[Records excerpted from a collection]
>> Begin

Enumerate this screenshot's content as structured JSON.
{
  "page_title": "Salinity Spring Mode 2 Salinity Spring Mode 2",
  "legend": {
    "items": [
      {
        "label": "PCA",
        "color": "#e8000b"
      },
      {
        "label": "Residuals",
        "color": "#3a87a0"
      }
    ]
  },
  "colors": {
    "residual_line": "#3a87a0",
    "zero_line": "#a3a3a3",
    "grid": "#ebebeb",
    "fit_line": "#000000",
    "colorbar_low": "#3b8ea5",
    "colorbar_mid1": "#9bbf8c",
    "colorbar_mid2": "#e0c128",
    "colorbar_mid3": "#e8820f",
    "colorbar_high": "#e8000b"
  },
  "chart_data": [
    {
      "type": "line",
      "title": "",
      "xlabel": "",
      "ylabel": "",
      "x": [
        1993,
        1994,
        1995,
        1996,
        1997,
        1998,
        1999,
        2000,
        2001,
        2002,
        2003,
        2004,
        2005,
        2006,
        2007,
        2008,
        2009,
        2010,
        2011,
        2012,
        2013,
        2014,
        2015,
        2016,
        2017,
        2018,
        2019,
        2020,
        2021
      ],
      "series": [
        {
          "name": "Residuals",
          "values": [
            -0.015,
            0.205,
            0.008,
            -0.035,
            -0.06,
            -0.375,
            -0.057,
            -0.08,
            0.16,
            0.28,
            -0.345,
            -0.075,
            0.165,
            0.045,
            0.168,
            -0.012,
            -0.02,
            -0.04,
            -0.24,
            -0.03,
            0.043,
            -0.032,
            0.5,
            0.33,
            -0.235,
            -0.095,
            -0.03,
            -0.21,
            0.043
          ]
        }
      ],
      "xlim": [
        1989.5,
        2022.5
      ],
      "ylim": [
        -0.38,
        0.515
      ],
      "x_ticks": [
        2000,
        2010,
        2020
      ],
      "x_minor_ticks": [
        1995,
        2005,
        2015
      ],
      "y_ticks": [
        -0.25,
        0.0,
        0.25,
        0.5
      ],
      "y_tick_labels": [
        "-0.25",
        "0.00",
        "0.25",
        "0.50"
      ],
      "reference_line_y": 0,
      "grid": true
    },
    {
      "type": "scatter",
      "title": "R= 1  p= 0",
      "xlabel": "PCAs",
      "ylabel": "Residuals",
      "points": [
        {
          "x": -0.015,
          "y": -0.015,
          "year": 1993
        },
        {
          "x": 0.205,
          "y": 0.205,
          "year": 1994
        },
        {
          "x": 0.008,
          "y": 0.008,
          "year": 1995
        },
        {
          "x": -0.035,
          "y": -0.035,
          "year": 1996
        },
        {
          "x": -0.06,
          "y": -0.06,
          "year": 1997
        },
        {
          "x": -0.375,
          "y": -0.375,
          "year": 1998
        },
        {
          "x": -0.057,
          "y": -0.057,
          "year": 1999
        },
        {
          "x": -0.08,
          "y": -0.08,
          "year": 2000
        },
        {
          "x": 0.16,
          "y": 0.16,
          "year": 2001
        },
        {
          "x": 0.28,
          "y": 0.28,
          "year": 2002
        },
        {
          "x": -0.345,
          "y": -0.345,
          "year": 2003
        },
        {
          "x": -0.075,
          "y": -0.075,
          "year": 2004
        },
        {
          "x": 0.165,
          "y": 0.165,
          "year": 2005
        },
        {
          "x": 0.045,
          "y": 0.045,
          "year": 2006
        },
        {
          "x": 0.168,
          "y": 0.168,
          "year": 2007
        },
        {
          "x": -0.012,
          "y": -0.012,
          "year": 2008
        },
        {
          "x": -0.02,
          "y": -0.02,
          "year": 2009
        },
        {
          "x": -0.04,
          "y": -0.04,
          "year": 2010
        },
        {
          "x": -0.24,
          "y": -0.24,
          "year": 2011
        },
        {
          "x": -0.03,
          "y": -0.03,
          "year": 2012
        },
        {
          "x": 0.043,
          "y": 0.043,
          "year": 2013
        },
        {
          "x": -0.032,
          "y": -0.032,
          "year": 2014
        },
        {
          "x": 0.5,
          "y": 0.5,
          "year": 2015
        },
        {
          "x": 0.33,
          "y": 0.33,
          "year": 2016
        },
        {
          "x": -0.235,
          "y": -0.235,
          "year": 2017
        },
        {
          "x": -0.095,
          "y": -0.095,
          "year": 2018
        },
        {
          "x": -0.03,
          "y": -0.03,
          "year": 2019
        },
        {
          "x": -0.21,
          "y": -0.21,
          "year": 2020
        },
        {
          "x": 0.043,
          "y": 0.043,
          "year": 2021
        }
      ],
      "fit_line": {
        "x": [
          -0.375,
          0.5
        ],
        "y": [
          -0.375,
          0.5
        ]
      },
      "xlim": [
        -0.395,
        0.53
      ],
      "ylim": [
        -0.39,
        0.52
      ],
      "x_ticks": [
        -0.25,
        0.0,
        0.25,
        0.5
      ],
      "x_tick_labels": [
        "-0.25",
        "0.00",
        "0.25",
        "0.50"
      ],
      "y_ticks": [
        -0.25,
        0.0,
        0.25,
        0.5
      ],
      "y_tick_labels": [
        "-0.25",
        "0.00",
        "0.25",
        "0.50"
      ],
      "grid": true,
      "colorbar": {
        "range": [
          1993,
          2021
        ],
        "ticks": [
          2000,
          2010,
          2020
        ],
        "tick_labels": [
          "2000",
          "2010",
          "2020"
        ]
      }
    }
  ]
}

>> End

» OBJECTIVE:
Restate the data above exactly, keeping each word as it stands.

» THE COMPLETED TASK:
Enumerate this screenshot's content as structured JSON.
{
  "page_title": "Salinity Spring Mode 2 Salinity Spring Mode 2",
  "legend": {
    "items": [
      {
        "label": "PCA",
        "color": "#e8000b"
      },
      {
        "label": "Residuals",
        "color": "#3a87a0"
      }
    ]
  },
  "colors": {
    "residual_line": "#3a87a0",
    "zero_line": "#a3a3a3",
    "grid": "#ebebeb",
    "fit_line": "#000000",
    "colorbar_low": "#3b8ea5",
    "colorbar_mid1": "#9bbf8c",
    "colorbar_mid2": "#e0c128",
    "colorbar_mid3": "#e8820f",
    "colorbar_high": "#e8000b"
  },
  "chart_data": [
    {
      "type": "line",
      "title": "",
      "xlabel": "",
      "ylabel": "",
      "x": [
        1993,
        1994,
        1995,
        1996,
        1997,
        1998,
        1999,
        2000,
        2001,
        2002,
        2003,
        2004,
        2005,
        2006,
        2007,
        2008,
        2009,
        2010,
        2011,
        2012,
        2013,
        2014,
        2015,
        2016,
        2017,
        2018,
        2019,
        2020,
        2021
      ],
      "series": [
        {
          "name": "Residuals",
          "values": [
            -0.015,
            0.205,
            0.008,
            -0.035,
            -0.06,
            -0.375,
            -0.057,
            -0.08,
            0.16,
            0.28,
            -0.345,
            -0.075,
            0.165,
            0.045,
            0.168,
            -0.012,
            -0.02,
            -0.04,
            -0.24,
            -0.03,
            0.043,
            -0.032,
            0.5,
            0.33,
            -0.235,
            -0.095,
            -0.03,
            -0.21,
            0.043
          ]
        }
      ],
      "xlim": [
        1989.5,
        2022.5
      ],
      "ylim": [
        -0.38,
        0.515
      ],
      "x_ticks": [
        2000,
        2010,
        2020
      ],
      "x_minor_ticks": [
        1995,
        2005,
        2015
      ],
      "y_ticks": [
        -0.25,
        0.0,
        0.25,
        0.5
      ],
      "y_tick_labels": [
        "-0.25",
        "0.00",
        "0.25",
        "0.50"
      ],
      "reference_line_y": 0,
      "grid": true
    },
    {
      "type": "scatter",
      "title": "R= 1  p= 0",
      "xlabel": "PCAs",
      "ylabel": "Residuals",
      "points": [
        {
          "x": -0.015,
          "y": -0.015,
          "year": 1993
        },
        {
          "x": 0.205,
          "y": 0.205,
          "year": 1994
        },
        {
          "x": 0.008,
          "y": 0.008,
          "year": 1995
        },
        {
          "x": -0.035,
          "y": -0.035,
          "year": 1996
        },
        {
          "x": -0.06,
          "y": -0.06,
          "year": 1997
        },
        {
          "x": -0.375,
          "y": -0.375,
          "year": 1998
        },
        {
          "x": -0.057,
          "y": -0.057,
          "year": 1999
        },
        {
          "x": -0.08,
          "y": -0.08,
          "year": 2000
        },
        {
          "x": 0.16,
          "y": 0.16,
          "year": 2001
        },
        {
          "x": 0.28,
          "y": 0.28,
          "year": 2002
        },
        {
          "x": -0.345,
          "y": -0.345,
          "year": 2003
        },
        {
          "x": -0.075,
          "y": -0.075,
          "year": 2004
        },
        {
          "x": 0.165,
          "y": 0.165,
          "year": 2005
        },
        {
          "x": 0.045,
          "y": 0.045,
          "year": 2006
        },
        {
          "x": 0.168,
          "y": 0.168,
          "year": 2007
        },
        {
          "x": -0.012,
          "y": -0.012,
          "year": 2008
        },
        {
          "x": -0.02,
          "y": -0.02,
          "year": 2009
        },
        {
          "x": -0.04,
          "y": -0.04,
          "year": 2010
        },
        {
          "x": -0.24,
          "y": -0.24,
          "year": 2011
        },
        {
          "x": -0.03,
          "y": -0.03,
          "year": 2012
        },
        {
          "x": 0.043,
          "y": 0.043,
          "year": 2013
        },
        {
          "x": -0.032,
          "y": -0.032,
          "year": 2014
        },
        {
          "x": 0.5,
          "y": 0.5,
          "year": 2015
        },
        {
          "x": 0.33,
          "y": 0.33,
          "year": 2016
        },
        {
          "x": -0.235,
          "y": -0.235,
          "year": 2017
        },
        {
          "x": -0.095,
          "y": -0.095,
          "year": 2018
        },
        {
          "x": -0.03,
          "y": -0.03,
          "year": 2019
        },
        {
          "x": -0.21,
          "y": -0.21,
          "year": 2020
        },
        {
          "x": 0.043,
          "y": 0.043,
          "year": 2021
        }
      ],
      "fit_line": {
        "x": [
          -0.375,
          0.5
        ],
        "y": [
          -0.375,
          0.5
        ]
      },
      "xlim": [
        -0.395,
        0.53
      ],
      "ylim": [
        -0.39,
        0.52
      ],
      "x_ticks": [
        -0.25,
        0.0,
        0.25,
        0.5
      ],
      "x_tick_labels": [
        "-0.25",
        "0.00",
        "0.25",
        "0.50"
      ],
      "y_ticks": [
        -0.25,
        0.0,
        0.25,
        0.5
      ],
      "y_tick_labels": [
        "-0.25",
        "0.00",
        "0.25",
        "0.50"
      ],
      "grid": true,
      "colorbar": {
        "range": [
          1993,
          2021
        ],
        "ticks": [
          2000,
          2010,
          2020
        ],
        "tick_labels": [
          "2000",
          "2010",
          "2020"
        ]
      }
    }
  ]
}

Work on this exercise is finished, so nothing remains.